• _Exercise brief_
Look for the string "Anti" and copy every line that has it.

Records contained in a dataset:
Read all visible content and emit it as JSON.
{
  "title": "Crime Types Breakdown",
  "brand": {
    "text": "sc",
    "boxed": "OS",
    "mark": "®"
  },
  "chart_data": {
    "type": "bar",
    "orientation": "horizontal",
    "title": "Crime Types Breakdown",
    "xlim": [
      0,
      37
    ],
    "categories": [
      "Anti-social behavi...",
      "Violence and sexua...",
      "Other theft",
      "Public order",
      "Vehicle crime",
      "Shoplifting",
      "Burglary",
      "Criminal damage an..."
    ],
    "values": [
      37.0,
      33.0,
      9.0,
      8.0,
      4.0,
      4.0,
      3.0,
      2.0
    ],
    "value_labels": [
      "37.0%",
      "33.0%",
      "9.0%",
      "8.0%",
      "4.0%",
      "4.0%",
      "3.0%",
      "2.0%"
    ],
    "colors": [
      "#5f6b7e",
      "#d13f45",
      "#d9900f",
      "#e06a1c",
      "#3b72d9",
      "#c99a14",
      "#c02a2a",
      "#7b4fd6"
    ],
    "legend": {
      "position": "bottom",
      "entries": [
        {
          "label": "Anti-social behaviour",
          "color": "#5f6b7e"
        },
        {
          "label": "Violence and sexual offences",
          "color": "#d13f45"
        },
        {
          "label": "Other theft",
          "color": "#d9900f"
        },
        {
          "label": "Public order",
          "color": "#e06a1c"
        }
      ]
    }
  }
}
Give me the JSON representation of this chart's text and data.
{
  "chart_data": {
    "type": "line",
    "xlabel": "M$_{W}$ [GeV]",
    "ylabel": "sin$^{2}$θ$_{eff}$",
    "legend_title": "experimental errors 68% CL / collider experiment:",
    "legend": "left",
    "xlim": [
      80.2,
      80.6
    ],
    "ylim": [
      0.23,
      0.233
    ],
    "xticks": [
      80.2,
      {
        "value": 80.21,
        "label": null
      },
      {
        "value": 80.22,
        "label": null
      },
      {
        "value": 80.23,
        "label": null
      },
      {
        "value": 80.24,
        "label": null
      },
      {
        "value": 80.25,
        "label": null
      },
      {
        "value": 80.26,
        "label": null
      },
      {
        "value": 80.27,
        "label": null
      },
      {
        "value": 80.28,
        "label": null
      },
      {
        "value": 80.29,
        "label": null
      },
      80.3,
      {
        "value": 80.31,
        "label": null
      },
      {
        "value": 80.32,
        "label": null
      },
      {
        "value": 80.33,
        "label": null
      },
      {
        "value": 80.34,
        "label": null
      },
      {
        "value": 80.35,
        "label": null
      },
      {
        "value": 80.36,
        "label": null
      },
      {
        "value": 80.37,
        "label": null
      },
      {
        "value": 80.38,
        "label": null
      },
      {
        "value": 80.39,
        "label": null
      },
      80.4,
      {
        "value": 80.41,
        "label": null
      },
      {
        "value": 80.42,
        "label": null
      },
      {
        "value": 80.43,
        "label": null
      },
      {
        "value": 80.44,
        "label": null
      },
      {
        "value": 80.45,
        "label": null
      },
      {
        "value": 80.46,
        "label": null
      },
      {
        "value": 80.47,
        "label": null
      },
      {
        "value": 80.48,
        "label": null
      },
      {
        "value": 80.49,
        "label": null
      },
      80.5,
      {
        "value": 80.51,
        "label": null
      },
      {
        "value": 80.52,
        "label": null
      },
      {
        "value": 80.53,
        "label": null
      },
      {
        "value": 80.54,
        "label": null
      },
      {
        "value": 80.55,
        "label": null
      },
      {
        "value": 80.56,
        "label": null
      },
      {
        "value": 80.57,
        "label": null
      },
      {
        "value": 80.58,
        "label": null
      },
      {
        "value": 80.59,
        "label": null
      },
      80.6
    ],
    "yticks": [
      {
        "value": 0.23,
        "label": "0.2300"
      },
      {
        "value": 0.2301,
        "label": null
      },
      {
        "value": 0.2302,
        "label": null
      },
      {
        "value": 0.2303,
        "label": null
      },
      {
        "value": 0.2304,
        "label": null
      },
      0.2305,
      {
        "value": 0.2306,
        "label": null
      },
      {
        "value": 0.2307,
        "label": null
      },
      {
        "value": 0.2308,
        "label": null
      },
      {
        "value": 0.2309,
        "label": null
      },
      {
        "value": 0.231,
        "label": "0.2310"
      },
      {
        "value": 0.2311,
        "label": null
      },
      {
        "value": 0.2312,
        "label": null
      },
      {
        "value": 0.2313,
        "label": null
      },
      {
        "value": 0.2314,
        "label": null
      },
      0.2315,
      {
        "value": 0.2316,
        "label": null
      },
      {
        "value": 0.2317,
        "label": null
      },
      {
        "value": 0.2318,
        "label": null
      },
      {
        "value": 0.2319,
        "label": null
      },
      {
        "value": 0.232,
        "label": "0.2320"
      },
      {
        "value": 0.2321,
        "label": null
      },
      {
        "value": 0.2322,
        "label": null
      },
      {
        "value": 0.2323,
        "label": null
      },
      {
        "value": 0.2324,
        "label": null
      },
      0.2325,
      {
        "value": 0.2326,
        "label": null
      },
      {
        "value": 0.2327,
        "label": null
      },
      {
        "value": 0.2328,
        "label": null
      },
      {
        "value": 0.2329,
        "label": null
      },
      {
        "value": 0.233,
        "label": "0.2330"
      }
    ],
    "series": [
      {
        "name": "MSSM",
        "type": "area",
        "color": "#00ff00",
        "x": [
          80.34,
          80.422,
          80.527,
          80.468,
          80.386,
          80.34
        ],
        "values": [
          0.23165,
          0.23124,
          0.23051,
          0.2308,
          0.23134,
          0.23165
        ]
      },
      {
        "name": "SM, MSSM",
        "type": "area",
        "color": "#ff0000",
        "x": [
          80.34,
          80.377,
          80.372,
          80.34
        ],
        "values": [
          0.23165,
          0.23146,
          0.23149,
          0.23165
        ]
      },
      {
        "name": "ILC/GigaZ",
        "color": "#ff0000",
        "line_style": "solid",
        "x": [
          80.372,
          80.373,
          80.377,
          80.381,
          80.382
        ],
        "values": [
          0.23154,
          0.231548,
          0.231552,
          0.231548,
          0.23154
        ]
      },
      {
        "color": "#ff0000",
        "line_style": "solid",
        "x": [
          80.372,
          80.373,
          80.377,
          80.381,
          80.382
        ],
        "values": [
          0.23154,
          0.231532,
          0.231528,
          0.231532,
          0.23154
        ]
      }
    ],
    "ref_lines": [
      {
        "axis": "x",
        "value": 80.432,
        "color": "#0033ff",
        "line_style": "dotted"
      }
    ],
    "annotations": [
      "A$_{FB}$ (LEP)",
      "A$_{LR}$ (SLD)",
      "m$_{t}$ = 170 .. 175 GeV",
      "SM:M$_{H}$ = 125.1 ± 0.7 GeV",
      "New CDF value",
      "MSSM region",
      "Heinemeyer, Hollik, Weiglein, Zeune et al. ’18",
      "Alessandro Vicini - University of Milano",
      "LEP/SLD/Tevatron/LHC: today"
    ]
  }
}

• _Solution for this task_
      "Anti-social behavi...",
          "label": "Anti-social behaviour",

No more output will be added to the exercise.